====== TEXTAUSSCHNITT

Nach dem letztgenannten Artikel ist das Projekt vorerst gescheitert. Neben der unerwartet hohen Festigkeit des Gesteins in 3900 Meter Tiefe gab es Probleme mit dem Salzgehalt des Wassers.
Selbst mit modernen Analyseverfahren kann nicht vorhergesehen werden…
Im Artikel vom Dezember 2010 machte der damalige Projektleiter Peter Gerling folgende allgemeine Bemerkung:
„Vor der Hacke ist es duster“, sagt Gerling – und zitiert einen alten Bergbauspruch. Gemeint ist, dass das Erdreich immer wieder Überraschungen für die Arbeiter bereithält, die auch mit modernen Analyseverfahren nicht vorherzusehen sind.
Vom Scheitern des Projekts erfährt man übrigens im BGR-Internetauftritt nichts, weder auf der GeneSys-Startseite noch auf GeneSys Aktuelles oder GeneSys Hannover. Allein aktuell ist eine Sicht auf den „Bohrplatz“ mit der Webcam unter http://www.bgr.de/webcam/current.jpg
Das Fallbeispiel macht stutzig
Dieses Beispiel macht stutzig. Sind die in der Regel eindeutigen Aussagen der BGR zu Endlagergeologien wirklich so eindeutig? Wird hier nicht eine wissenschaftliche Eindeutigkeit in der Öffentlichkeit dargestellt, die es gar nicht gibt?
Sind nicht eher Diskussionen auch zu Fragen der Geologie im Zusammenhang mit der Endlagerung öffentlich zu führen, unter Umständen auch kontrovers nicht nur innerhalb der BGR oder des Geozentrums Hannover, sondern auch mit den Fachleuten in den geologischen Landesämtern?

============
====== VERFÜGBARES MATERIAL

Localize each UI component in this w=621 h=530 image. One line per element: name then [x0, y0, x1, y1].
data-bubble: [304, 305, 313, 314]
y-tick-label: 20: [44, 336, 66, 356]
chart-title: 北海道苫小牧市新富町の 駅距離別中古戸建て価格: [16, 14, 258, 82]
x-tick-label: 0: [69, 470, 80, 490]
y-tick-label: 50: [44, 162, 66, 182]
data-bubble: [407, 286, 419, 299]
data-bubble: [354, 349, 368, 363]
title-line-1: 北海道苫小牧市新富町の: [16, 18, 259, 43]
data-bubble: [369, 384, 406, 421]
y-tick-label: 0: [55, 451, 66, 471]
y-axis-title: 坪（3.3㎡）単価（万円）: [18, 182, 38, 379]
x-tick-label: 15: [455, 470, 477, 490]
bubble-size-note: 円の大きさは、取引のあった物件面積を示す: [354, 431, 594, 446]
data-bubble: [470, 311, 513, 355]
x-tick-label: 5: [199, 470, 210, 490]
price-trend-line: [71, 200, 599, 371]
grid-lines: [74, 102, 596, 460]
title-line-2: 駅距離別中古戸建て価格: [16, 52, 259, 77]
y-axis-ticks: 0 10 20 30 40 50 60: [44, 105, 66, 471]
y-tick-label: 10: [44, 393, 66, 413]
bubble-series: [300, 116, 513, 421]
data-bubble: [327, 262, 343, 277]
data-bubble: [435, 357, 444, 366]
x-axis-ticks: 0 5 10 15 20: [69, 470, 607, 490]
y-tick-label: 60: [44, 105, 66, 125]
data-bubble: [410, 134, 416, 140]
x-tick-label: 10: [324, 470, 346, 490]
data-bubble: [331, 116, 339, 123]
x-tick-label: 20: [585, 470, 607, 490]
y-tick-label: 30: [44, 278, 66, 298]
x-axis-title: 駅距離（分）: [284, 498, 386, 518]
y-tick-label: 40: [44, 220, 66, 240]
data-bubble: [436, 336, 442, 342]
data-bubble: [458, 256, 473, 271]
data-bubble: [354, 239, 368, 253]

============

AUFGABENLISTE =
1 – Beantworte anhand des Textes über das Bohrprojekt GeneSys:
(a) In welcher Tiefe war das Gestein unerwartet fest?
(b) Wie hieß der damalige Projektleiter?
(c) Auf welchen Seiten des BGR-Internetauftritts erfährt man nichts vom Scheitern des Projekts?
2 – Welche Stellen nennt der Text über das Bohrprojekt GeneSys, mit deren Fachleuten über Fragen der Geologie bei der Endlagerung diskutiert werden sollte? Zähle alle auf.
3 – Schreib den Text über das Bohrprojekt GeneSys nach seinem letzten Satz weiter.

ANTWORTEN JE AUFGABE =
1 –
(a) In 3900 Meter Tiefe.
(b) Peter Gerling.
(c) Auf der GeneSys-Startseite, auf GeneSys Aktuelles und auf GeneSys Hannover.

2 –
- die BGR
- das Geozentrum Hannover
- die geologischen Landesämter

3 –
Die Geowissenschaften werden bei der Langzeitlagerung gebraucht
Zu betonen ist, dass der oben stehende Beitrag trotz des gescheiterten Vorhabens der Erdwärmenutzung für das Geozentrum Hannover die Geowissenschaften nicht aus der Frage der Langzeitlagerung radioaktiver Abfälle ausgrenzt. Es wird nicht der Schluss gezogen, es müsse eine oberirdische Lagerung angestrebt werden.
Die Ungewissheiten geologischer Prognosen müssen aber immer wieder benannt werden und sowohl in der Scientific Community als auch in der Öffentlichkeit diskutiert werden.
Die Entsorgungskommission hat die explizite Benennung von Ungewissheiten erst neulich in der Stellungnahme zur Langzeitrisikoanalyse für das Endlager Morsleben eingefordert. Es bewegt sich also etwas! Die bisherige Haltung des Bundesamtes für Strahlenschutz, die Ungewissheiten nicht zum Gegenstand der Analyse zu machen, ist nicht mehr haltbar.
Neues von der Tiefbohrung auf dem BGR-Gelände
Die BGR hat mit einer Mittteilung vom 09.03.2020 über das weitere Vorgehen des im November 2011 gestoppten Demonstrationsprojekts zur geothermischen Beheizung des Geozentrums berichtet:
An der Geothermie-Bohrung Groß-Buchholz Gt1 auf dem Gelände der BGR in Hannover haben heute (Montag, 09.03.2020) Maßnahmen zur Instandhaltung und Überarbeitung des Bohrlochs begonnen. In den nächsten zwei Tagen wird mit Hilfe eines Krans sowie kabelgeführter Messgeräte zunächst der Zustand der wissenschaftlichen Bohrung in knapp 4 Kilometer Tiefe untersucht, um anschließend die unterste Sohle des Bohrloches mit Sand und Zement aufzufüllen. Die Arbeiten bilden die Voraussetzung für eine spätere geothermische Wärmegewinnung zur Beheizung des Geozentrums, in dem neben der BGR auch das Landesamt für Bergbau, Energie und Geologie (LBEG) und das Leibniz-Institut für Angewandte Geophysik (LIAG) ihren Sitz haben.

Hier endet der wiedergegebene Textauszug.